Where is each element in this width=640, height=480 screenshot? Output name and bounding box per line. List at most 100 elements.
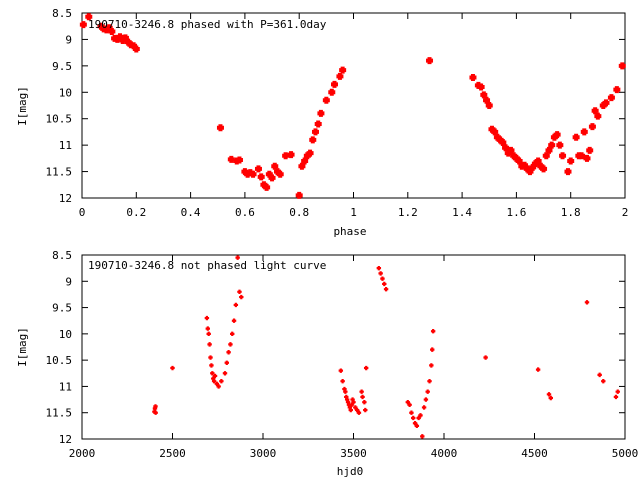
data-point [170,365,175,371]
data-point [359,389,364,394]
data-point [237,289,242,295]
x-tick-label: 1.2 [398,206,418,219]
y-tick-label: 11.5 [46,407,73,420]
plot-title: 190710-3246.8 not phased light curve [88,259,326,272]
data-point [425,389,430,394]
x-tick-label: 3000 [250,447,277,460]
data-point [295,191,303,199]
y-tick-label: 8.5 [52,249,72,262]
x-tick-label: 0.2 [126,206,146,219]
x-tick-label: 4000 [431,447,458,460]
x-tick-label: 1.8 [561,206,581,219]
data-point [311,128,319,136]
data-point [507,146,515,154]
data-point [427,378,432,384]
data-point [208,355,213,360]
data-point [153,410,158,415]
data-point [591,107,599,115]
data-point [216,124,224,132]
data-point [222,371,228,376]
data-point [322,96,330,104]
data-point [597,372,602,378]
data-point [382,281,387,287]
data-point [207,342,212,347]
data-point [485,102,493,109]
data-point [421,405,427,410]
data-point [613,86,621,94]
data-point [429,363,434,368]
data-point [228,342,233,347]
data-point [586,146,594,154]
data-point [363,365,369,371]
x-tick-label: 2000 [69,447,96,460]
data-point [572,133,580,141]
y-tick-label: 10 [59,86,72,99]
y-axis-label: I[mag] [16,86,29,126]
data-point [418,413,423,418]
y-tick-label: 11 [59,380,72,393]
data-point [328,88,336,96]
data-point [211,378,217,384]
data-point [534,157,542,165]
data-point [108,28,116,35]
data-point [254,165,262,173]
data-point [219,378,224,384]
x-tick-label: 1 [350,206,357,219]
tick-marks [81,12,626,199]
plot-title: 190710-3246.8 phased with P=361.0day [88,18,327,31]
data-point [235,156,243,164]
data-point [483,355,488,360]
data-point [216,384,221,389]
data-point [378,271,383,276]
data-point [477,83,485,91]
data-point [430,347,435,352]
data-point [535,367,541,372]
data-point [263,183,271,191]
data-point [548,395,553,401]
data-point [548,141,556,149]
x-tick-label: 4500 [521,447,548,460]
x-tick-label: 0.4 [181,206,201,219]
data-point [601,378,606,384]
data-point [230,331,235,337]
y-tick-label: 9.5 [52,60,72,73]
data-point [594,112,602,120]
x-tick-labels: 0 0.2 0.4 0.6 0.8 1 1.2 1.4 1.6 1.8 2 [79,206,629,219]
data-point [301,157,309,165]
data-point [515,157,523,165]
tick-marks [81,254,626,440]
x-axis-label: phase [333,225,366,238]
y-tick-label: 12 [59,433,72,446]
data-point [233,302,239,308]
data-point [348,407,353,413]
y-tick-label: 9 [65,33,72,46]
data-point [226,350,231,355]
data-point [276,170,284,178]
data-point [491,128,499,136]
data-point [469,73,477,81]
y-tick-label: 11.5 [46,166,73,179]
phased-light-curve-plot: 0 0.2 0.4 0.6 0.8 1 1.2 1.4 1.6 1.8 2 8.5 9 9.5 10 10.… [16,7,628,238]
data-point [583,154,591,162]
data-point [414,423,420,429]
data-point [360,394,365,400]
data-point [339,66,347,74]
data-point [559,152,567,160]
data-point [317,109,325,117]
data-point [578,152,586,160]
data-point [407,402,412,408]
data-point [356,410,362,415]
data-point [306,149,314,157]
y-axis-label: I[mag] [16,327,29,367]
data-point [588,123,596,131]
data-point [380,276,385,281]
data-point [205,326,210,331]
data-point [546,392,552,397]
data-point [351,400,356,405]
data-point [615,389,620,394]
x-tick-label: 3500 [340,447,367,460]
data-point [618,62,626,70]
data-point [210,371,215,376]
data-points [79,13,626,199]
______
Instructions to follow:
Extract the lines verbatim, starting at the line containing "data-point [170,365,175,371]" and ending at the line containing "data-point [276,170,284,178]", with both of those lines included.

Final result:
data-point [170,365,175,371]
data-point [359,389,364,394]
data-point [237,289,242,295]
x-tick-label: 1.2 [398,206,418,219]
y-tick-label: 11.5 [46,407,73,420]
plot-title: 190710-3246.8 not phased light curve [88,259,326,272]
data-point [425,389,430,394]
x-tick-label: 3000 [250,447,277,460]
data-point [295,191,303,199]
y-tick-label: 8.5 [52,249,72,262]
x-tick-label: 0.2 [126,206,146,219]
x-tick-label: 4000 [431,447,458,460]
x-tick-label: 1.8 [561,206,581,219]
data-point [311,128,319,136]
data-point [507,146,515,154]
data-point [427,378,432,384]
data-point [208,355,213,360]
data-point [153,410,158,415]
data-point [591,107,599,115]
data-point [216,124,224,132]
data-point [222,371,228,376]
data-point [322,96,330,104]
data-point [597,372,602,378]
data-point [382,281,387,287]
data-point [207,342,212,347]
data-point [485,102,493,109]
data-point [421,405,427,410]
data-point [613,86,621,94]
data-point [429,363,434,368]
data-point [228,342,233,347]
data-point [586,146,594,154]
data-point [363,365,369,371]
x-tick-label: 2000 [69,447,96,460]
data-point [572,133,580,141]
y-tick-label: 10 [59,86,72,99]
y-axis-label: I[mag] [16,86,29,126]
data-point [418,413,423,418]
y-tick-label: 11 [59,380,72,393]
data-point [328,88,336,96]
data-point [211,378,217,384]
data-point [534,157,542,165]
data-point [108,28,116,35]
data-point [254,165,262,173]
data-point [219,378,224,384]
x-tick-label: 1 [350,206,357,219]
tick-marks [81,12,626,199]
plot-title: 190710-3246.8 phased with P=361.0day [88,18,327,31]
data-point [235,156,243,164]
data-point [483,355,488,360]
data-point [216,384,221,389]
data-point [378,271,383,276]
data-point [477,83,485,91]
data-point [430,347,435,352]
data-point [535,367,541,372]
data-point [263,183,271,191]
data-point [548,395,553,401]
data-point [548,141,556,149]
x-tick-label: 4500 [521,447,548,460]
x-tick-label: 0.4 [181,206,201,219]
data-point [601,378,606,384]
data-point [230,331,235,337]
y-tick-label: 9.5 [52,60,72,73]
data-point [594,112,602,120]
x-tick-labels: 0 0.2 0.4 0.6 0.8 1 1.2 1.4 1.6 1.8 2 [79,206,629,219]
data-point [301,157,309,165]
data-point [515,157,523,165]
tick-marks [81,254,626,440]
x-axis-label: phase [333,225,366,238]
y-tick-label: 12 [59,433,72,446]
data-point [233,302,239,308]
data-point [348,407,353,413]
y-tick-label: 9 [65,33,72,46]
data-point [226,350,231,355]
data-point [276,170,284,178]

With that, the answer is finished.